— WHAT TO WORK ON —
Transcribe every line of the listing below without any deviation.

** Start EXTRACTED RECORDS **

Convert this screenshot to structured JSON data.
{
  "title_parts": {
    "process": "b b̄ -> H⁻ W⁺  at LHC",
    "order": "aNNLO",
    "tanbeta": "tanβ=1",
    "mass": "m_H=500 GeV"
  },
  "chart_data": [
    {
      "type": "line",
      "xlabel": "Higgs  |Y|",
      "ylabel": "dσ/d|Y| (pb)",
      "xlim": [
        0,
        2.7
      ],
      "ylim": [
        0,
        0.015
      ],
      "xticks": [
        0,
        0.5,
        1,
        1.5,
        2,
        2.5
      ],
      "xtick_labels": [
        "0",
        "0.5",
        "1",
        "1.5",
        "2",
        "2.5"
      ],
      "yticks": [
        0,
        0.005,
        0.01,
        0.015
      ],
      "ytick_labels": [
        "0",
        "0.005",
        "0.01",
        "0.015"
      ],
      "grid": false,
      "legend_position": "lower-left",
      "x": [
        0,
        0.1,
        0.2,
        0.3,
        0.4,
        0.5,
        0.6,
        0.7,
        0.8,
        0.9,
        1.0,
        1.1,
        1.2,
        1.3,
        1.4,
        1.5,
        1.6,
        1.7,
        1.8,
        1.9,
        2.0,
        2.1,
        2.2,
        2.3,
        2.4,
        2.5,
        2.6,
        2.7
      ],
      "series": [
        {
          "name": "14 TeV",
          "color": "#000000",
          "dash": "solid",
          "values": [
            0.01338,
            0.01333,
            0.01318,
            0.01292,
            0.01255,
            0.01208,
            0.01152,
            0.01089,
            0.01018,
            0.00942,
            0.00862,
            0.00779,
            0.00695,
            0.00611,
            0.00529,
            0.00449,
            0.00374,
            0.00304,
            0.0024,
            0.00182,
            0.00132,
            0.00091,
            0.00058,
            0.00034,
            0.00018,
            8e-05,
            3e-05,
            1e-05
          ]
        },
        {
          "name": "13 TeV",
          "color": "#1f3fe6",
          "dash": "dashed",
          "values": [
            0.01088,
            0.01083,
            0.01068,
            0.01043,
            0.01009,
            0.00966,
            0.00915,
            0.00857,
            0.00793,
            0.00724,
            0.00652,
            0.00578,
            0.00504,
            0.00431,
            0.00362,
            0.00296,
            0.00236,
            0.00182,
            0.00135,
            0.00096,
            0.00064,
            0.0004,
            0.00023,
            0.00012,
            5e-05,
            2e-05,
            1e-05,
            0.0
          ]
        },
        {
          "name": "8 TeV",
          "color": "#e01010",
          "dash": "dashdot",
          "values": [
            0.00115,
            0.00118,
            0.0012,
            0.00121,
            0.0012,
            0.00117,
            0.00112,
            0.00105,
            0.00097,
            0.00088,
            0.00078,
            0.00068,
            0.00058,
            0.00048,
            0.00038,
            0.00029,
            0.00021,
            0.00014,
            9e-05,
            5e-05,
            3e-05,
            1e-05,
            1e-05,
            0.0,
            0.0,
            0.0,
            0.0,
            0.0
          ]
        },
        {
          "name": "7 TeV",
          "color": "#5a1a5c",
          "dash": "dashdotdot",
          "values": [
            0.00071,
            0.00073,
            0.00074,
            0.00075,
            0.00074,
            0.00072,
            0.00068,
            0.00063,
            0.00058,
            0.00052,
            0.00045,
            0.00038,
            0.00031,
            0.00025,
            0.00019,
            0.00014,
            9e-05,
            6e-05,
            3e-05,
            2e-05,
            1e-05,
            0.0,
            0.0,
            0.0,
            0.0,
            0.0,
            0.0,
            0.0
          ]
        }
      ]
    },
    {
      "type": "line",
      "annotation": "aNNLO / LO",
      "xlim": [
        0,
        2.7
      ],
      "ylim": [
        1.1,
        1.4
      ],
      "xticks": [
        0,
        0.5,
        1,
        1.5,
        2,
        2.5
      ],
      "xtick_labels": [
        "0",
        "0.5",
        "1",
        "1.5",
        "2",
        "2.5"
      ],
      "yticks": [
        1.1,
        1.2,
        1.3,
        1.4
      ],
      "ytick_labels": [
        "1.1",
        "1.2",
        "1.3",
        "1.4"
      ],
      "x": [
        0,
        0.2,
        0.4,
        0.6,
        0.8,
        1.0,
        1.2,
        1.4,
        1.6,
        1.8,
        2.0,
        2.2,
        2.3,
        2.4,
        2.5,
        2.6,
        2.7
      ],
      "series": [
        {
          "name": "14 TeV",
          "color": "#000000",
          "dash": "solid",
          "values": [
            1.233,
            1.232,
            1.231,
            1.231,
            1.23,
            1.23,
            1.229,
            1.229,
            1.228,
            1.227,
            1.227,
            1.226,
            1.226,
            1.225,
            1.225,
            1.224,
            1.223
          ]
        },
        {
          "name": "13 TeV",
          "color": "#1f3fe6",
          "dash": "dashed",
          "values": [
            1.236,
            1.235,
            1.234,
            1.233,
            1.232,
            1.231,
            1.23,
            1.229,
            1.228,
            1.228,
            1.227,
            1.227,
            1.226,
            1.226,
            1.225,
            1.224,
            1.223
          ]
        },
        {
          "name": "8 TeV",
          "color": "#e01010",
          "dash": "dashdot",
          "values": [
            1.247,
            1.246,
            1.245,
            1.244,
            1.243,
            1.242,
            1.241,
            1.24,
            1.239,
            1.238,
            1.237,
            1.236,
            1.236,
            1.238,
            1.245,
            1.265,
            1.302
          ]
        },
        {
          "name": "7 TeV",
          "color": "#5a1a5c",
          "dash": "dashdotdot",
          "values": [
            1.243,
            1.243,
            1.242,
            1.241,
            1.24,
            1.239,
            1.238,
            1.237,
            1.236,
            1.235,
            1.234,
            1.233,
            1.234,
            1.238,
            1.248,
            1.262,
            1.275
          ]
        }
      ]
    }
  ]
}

** End EXTRACTED RECORDS **

— ANSWER TO THE TASK —
Convert this screenshot to structured JSON data.
{
  "title_parts": {
    "process": "b b̄ -> H⁻ W⁺  at LHC",
    "order": "aNNLO",
    "tanbeta": "tanβ=1",
    "mass": "m_H=500 GeV"
  },
  "chart_data": [
    {
      "type": "line",
      "xlabel": "Higgs  |Y|",
      "ylabel": "dσ/d|Y| (pb)",
      "xlim": [
        0,
        2.7
      ],
      "ylim": [
        0,
        0.015
      ],
      "xticks": [
        0,
        0.5,
        1,
        1.5,
        2,
        2.5
      ],
      "xtick_labels": [
        "0",
        "0.5",
        "1",
        "1.5",
        "2",
        "2.5"
      ],
      "yticks": [
        0,
        0.005,
        0.01,
        0.015
      ],
      "ytick_labels": [
        "0",
        "0.005",
        "0.01",
        "0.015"
      ],
      "grid": false,
      "legend_position": "lower-left",
      "x": [
        0,
        0.1,
        0.2,
        0.3,
        0.4,
        0.5,
        0.6,
        0.7,
        0.8,
        0.9,
        1.0,
        1.1,
        1.2,
        1.3,
        1.4,
        1.5,
        1.6,
        1.7,
        1.8,
        1.9,
        2.0,
        2.1,
        2.2,
        2.3,
        2.4,
        2.5,
        2.6,
        2.7
      ],
      "series": [
        {
          "name": "14 TeV",
          "color": "#000000",
          "dash": "solid",
          "values": [
            0.01338,
            0.01333,
            0.01318,
            0.01292,
            0.01255,
            0.01208,
            0.01152,
            0.01089,
            0.01018,
            0.00942,
            0.00862,
            0.00779,
            0.00695,
            0.00611,
            0.00529,
            0.00449,
            0.00374,
            0.00304,
            0.0024,
            0.00182,
            0.00132,
            0.00091,
            0.00058,
            0.00034,
            0.00018,
            8e-05,
            3e-05,
            1e-05
          ]
        },
        {
          "name": "13 TeV",
          "color": "#1f3fe6",
          "dash": "dashed",
          "values": [
            0.01088,
            0.01083,
            0.01068,
            0.01043,
            0.01009,
            0.00966,
            0.00915,
            0.00857,
            0.00793,
            0.00724,
            0.00652,
            0.00578,
            0.00504,
            0.00431,
            0.00362,
            0.00296,
            0.00236,
            0.00182,
            0.00135,
            0.00096,
            0.00064,
            0.0004,
            0.00023,
            0.00012,
            5e-05,
            2e-05,
            1e-05,
            0.0
          ]
        },
        {
          "name": "8 TeV",
          "color": "#e01010",
          "dash": "dashdot",
          "values": [
            0.00115,
            0.00118,
            0.0012,
            0.00121,
            0.0012,
            0.00117,
            0.00112,
            0.00105,
            0.00097,
            0.00088,
            0.00078,
            0.00068,
            0.00058,
            0.00048,
            0.00038,
            0.00029,
            0.00021,
            0.00014,
            9e-05,
            5e-05,
            3e-05,
            1e-05,
            1e-05,
            0.0,
            0.0,
            0.0,
            0.0,
            0.0
          ]
        },
        {
          "name": "7 TeV",
          "color": "#5a1a5c",
          "dash": "dashdotdot",
          "values": [
            0.00071,
            0.00073,
            0.00074,
            0.00075,
            0.00074,
            0.00072,
            0.00068,
            0.00063,
            0.00058,
            0.00052,
            0.00045,
            0.00038,
            0.00031,
            0.00025,
            0.00019,
            0.00014,
            9e-05,
            6e-05,
            3e-05,
            2e-05,
            1e-05,
            0.0,
            0.0,
            0.0,
            0.0,
            0.0,
            0.0,
            0.0
          ]
        }
      ]
    },
    {
      "type": "line",
      "annotation": "aNNLO / LO",
      "xlim": [
        0,
        2.7
      ],
      "ylim": [
        1.1,
        1.4
      ],
      "xticks": [
        0,
        0.5,
        1,
        1.5,
        2,
        2.5
      ],
      "xtick_labels": [
        "0",
        "0.5",
        "1",
        "1.5",
        "2",
        "2.5"
      ],
      "yticks": [
        1.1,
        1.2,
        1.3,
        1.4
      ],
      "ytick_labels": [
        "1.1",
        "1.2",
        "1.3",
        "1.4"
      ],
      "x": [
        0,
        0.2,
        0.4,
        0.6,
        0.8,
        1.0,
        1.2,
        1.4,
        1.6,
        1.8,
        2.0,
        2.2,
        2.3,
        2.4,
        2.5,
        2.6,
        2.7
      ],
      "series": [
        {
          "name": "14 TeV",
          "color": "#000000",
          "dash": "solid",
          "values": [
            1.233,
            1.232,
            1.231,
            1.231,
            1.23,
            1.23,
            1.229,
            1.229,
            1.228,
            1.227,
            1.227,
            1.226,
            1.226,
            1.225,
            1.225,
            1.224,
            1.223
          ]
        },
        {
          "name": "13 TeV",
          "color": "#1f3fe6",
          "dash": "dashed",
          "values": [
            1.236,
            1.235,
            1.234,
            1.233,
            1.232,
            1.231,
            1.23,
            1.229,
            1.228,
            1.228,
            1.227,
            1.227,
            1.226,
            1.226,
            1.225,
            1.224,
            1.223
          ]
        },
        {
          "name": "8 TeV",
          "color": "#e01010",
          "dash": "dashdot",
          "values": [
            1.247,
            1.246,
            1.245,
            1.244,
            1.243,
            1.242,
            1.241,
            1.24,
            1.239,
            1.238,
            1.237,
            1.236,
            1.236,
            1.238,
            1.245,
            1.265,
            1.302
          ]
        },
        {
          "name": "7 TeV",
          "color": "#5a1a5c",
          "dash": "dashdotdot",
          "values": [
            1.243,
            1.243,
            1.242,
            1.241,
            1.24,
            1.239,
            1.238,
            1.237,
            1.236,
            1.235,
            1.234,
            1.233,
            1.234,
            1.238,
            1.248,
            1.262,
            1.275
          ]
        }
      ]
    }
  ]
}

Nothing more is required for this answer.